[start]
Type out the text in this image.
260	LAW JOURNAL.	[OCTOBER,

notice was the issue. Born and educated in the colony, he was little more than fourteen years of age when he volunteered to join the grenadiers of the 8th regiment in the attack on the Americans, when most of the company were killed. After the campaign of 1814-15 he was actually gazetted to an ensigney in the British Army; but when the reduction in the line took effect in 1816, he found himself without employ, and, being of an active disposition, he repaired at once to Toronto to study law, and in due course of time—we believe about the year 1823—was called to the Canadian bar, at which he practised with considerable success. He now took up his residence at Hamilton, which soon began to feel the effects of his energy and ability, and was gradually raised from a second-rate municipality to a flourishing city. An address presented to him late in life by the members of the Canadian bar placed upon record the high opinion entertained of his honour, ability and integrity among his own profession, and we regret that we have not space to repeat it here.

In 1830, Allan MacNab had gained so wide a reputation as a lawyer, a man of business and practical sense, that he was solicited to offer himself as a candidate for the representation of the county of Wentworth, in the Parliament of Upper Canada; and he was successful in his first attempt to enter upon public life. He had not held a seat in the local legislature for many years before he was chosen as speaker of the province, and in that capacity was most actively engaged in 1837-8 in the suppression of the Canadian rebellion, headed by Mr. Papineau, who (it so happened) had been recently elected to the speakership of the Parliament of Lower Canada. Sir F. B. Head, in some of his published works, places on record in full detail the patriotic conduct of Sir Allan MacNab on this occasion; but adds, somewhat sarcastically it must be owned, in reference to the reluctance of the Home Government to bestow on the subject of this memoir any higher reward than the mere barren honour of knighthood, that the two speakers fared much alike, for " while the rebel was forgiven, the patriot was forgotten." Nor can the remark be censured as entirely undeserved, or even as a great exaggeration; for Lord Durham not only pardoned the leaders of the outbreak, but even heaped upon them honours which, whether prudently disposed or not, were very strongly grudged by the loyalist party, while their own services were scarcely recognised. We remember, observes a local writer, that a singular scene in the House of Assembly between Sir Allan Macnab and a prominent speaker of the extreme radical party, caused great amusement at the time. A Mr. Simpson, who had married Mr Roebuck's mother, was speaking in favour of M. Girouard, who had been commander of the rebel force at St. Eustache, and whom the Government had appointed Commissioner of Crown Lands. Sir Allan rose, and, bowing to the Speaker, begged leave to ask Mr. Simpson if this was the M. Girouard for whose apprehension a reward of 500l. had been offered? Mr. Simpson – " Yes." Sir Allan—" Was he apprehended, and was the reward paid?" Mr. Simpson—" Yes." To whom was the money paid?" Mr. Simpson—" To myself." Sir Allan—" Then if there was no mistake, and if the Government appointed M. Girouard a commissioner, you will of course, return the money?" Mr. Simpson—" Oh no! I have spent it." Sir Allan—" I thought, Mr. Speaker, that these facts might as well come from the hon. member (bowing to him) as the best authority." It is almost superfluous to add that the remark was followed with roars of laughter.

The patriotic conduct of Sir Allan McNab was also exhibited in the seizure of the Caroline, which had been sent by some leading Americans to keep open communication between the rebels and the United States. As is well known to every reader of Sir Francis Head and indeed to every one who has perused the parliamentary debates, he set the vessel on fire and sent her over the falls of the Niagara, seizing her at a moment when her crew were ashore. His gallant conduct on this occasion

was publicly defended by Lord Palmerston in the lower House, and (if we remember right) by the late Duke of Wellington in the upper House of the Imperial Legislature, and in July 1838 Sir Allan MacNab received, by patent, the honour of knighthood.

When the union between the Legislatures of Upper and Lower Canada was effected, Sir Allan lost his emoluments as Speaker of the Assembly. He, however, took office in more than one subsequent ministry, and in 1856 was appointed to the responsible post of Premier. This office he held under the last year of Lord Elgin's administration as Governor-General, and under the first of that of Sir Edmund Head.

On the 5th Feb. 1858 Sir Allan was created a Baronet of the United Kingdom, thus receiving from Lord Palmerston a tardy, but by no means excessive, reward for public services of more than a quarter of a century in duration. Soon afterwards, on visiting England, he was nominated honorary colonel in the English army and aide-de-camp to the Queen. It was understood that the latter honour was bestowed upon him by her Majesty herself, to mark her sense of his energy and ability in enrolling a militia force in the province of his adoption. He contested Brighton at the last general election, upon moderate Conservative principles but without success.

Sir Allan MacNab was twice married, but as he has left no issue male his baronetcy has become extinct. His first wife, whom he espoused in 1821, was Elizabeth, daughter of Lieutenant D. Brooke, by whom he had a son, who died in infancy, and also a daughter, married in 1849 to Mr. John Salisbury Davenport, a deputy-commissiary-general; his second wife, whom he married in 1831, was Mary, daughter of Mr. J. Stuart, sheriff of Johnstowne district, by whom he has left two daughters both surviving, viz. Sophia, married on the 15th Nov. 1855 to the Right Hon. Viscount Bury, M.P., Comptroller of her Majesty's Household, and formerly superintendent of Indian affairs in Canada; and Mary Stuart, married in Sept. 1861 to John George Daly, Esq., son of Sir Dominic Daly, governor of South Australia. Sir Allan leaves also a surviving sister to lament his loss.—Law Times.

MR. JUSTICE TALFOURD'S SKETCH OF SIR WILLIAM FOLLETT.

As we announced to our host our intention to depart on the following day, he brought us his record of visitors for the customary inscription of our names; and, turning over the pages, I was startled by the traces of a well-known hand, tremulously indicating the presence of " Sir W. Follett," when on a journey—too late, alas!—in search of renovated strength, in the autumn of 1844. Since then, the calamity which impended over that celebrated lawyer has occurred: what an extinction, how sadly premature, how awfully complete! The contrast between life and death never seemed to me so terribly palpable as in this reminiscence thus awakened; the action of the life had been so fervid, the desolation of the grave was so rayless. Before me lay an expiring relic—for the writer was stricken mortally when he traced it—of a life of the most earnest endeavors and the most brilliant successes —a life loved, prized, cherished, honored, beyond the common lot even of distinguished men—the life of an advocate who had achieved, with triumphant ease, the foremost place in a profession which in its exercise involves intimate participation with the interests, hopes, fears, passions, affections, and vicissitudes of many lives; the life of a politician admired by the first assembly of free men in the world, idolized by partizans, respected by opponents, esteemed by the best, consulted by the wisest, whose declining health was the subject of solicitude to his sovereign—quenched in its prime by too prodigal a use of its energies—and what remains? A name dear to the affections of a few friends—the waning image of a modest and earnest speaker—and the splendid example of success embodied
[end]
_DIRECTIONS FOR THIS TASK_
Extract the entries above verbatim.

_TASK RESPONSE_
Type out the text in this image.
260	LAW JOURNAL.	[OCTOBER,

notice was the issue. Born and educated in the colony, he was little more than fourteen years of age when he volunteered to join the grenadiers of the 8th regiment in the attack on the Americans, when most of the company were killed. After the campaign of 1814-15 he was actually gazetted to an ensigney in the British Army; but when the reduction in the line took effect in 1816, he found himself without employ, and, being of an active disposition, he repaired at once to Toronto to study law, and in due course of time—we believe about the year 1823—was called to the Canadian bar, at which he practised with considerable success. He now took up his residence at Hamilton, which soon began to feel the effects of his energy and ability, and was gradually raised from a second-rate municipality to a flourishing city. An address presented to him late in life by the members of the Canadian bar placed upon record the high opinion entertained of his honour, ability and integrity among his own profession, and we regret that we have not space to repeat it here.

In 1830, Allan MacNab had gained so wide a reputation as a lawyer, a man of business and practical sense, that he was solicited to offer himself as a candidate for the representation of the county of Wentworth, in the Parliament of Upper Canada; and he was successful in his first attempt to enter upon public life. He had not held a seat in the local legislature for many years before he was chosen as speaker of the province, and in that capacity was most actively engaged in 1837-8 in the suppression of the Canadian rebellion, headed by Mr. Papineau, who (it so happened) had been recently elected to the speakership of the Parliament of Lower Canada. Sir F. B. Head, in some of his published works, places on record in full detail the patriotic conduct of Sir Allan MacNab on this occasion; but adds, somewhat sarcastically it must be owned, in reference to the reluctance of the Home Government to bestow on the subject of this memoir any higher reward than the mere barren honour of knighthood, that the two speakers fared much alike, for " while the rebel was forgiven, the patriot was forgotten." Nor can the remark be censured as entirely undeserved, or even as a great exaggeration; for Lord Durham not only pardoned the leaders of the outbreak, but even heaped upon them honours which, whether prudently disposed or not, were very strongly grudged by the loyalist party, while their own services were scarcely recognised. We remember, observes a local writer, that a singular scene in the House of Assembly between Sir Allan Macnab and a prominent speaker of the extreme radical party, caused great amusement at the time. A Mr. Simpson, who had married Mr Roebuck's mother, was speaking in favour of M. Girouard, who had been commander of the rebel force at St. Eustache, and whom the Government had appointed Commissioner of Crown Lands. Sir Allan rose, and, bowing to the Speaker, begged leave to ask Mr. Simpson if this was the M. Girouard for whose apprehension a reward of 500l. had been offered? Mr. Simpson – " Yes." Sir Allan—" Was he apprehended, and was the reward paid?" Mr. Simpson—" Yes." To whom was the money paid?" Mr. Simpson—" To myself." Sir Allan—" Then if there was no mistake, and if the Government appointed M. Girouard a commissioner, you will of course, return the money?" Mr. Simpson—" Oh no! I have spent it." Sir Allan—" I thought, Mr. Speaker, that these facts might as well come from the hon. member (bowing to him) as the best authority." It is almost superfluous to add that the remark was followed with roars of laughter.

The patriotic conduct of Sir Allan McNab was also exhibited in the seizure of the Caroline, which had been sent by some leading Americans to keep open communication between the rebels and the United States. As is well known to every reader of Sir Francis Head and indeed to every one who has perused the parliamentary debates, he set the vessel on fire and sent her over the falls of the Niagara, seizing her at a moment when her crew were ashore. His gallant conduct on this occasion

was publicly defended by Lord Palmerston in the lower House, and (if we remember right) by the late Duke of Wellington in the upper House of the Imperial Legislature, and in July 1838 Sir Allan MacNab received, by patent, the honour of knighthood.

When the union between the Legislatures of Upper and Lower Canada was effected, Sir Allan lost his emoluments as Speaker of the Assembly. He, however, took office in more than one subsequent ministry, and in 1856 was appointed to the responsible post of Premier. This office he held under the last year of Lord Elgin's administration as Governor-General, and under the first of that of Sir Edmund Head.

On the 5th Feb. 1858 Sir Allan was created a Baronet of the United Kingdom, thus receiving from Lord Palmerston a tardy, but by no means excessive, reward for public services of more than a quarter of a century in duration. Soon afterwards, on visiting England, he was nominated honorary colonel in the English army and aide-de-camp to the Queen. It was understood that the latter honour was bestowed upon him by her Majesty herself, to mark her sense of his energy and ability in enrolling a militia force in the province of his adoption. He contested Brighton at the last general election, upon moderate Conservative principles but without success.

Sir Allan MacNab was twice married, but as he has left no issue male his baronetcy has become extinct. His first wife, whom he espoused in 1821, was Elizabeth, daughter of Lieutenant D. Brooke, by whom he had a son, who died in infancy, and also a daughter, married in 1849 to Mr. John Salisbury Davenport, a deputy-commissiary-general; his second wife, whom he married in 1831, was Mary, daughter of Mr. J. Stuart, sheriff of Johnstowne district, by whom he has left two daughters both surviving, viz. Sophia, married on the 15th Nov. 1855 to the Right Hon. Viscount Bury, M.P., Comptroller of her Majesty's Household, and formerly superintendent of Indian affairs in Canada; and Mary Stuart, married in Sept. 1861 to John George Daly, Esq., son of Sir Dominic Daly, governor of South Australia. Sir Allan leaves also a surviving sister to lament his loss.—Law Times.

MR. JUSTICE TALFOURD'S SKETCH OF SIR WILLIAM FOLLETT.

As we announced to our host our intention to depart on the following day, he brought us his record of visitors for the customary inscription of our names; and, turning over the pages, I was startled by the traces of a well-known hand, tremulously indicating the presence of " Sir W. Follett," when on a journey—too late, alas!—in search of renovated strength, in the autumn of 1844. Since then, the calamity which impended over that celebrated lawyer has occurred: what an extinction, how sadly premature, how awfully complete! The contrast between life and death never seemed to me so terribly palpable as in this reminiscence thus awakened; the action of the life had been so fervid, the desolation of the grave was so rayless. Before me lay an expiring relic—for the writer was stricken mortally when he traced it—of a life of the most earnest endeavors and the most brilliant successes —a life loved, prized, cherished, honored, beyond the common lot even of distinguished men—the life of an advocate who had achieved, with triumphant ease, the foremost place in a profession which in its exercise involves intimate participation with the interests, hopes, fears, passions, affections, and vicissitudes of many lives; the life of a politician admired by the first assembly of free men in the world, idolized by partizans, respected by opponents, esteemed by the best, consulted by the wisest, whose declining health was the subject of solicitude to his sovereign—quenched in its prime by too prodigal a use of its energies—and what remains? A name dear to the affections of a few friends—the waning image of a modest and earnest speaker—and the splendid example of success embodied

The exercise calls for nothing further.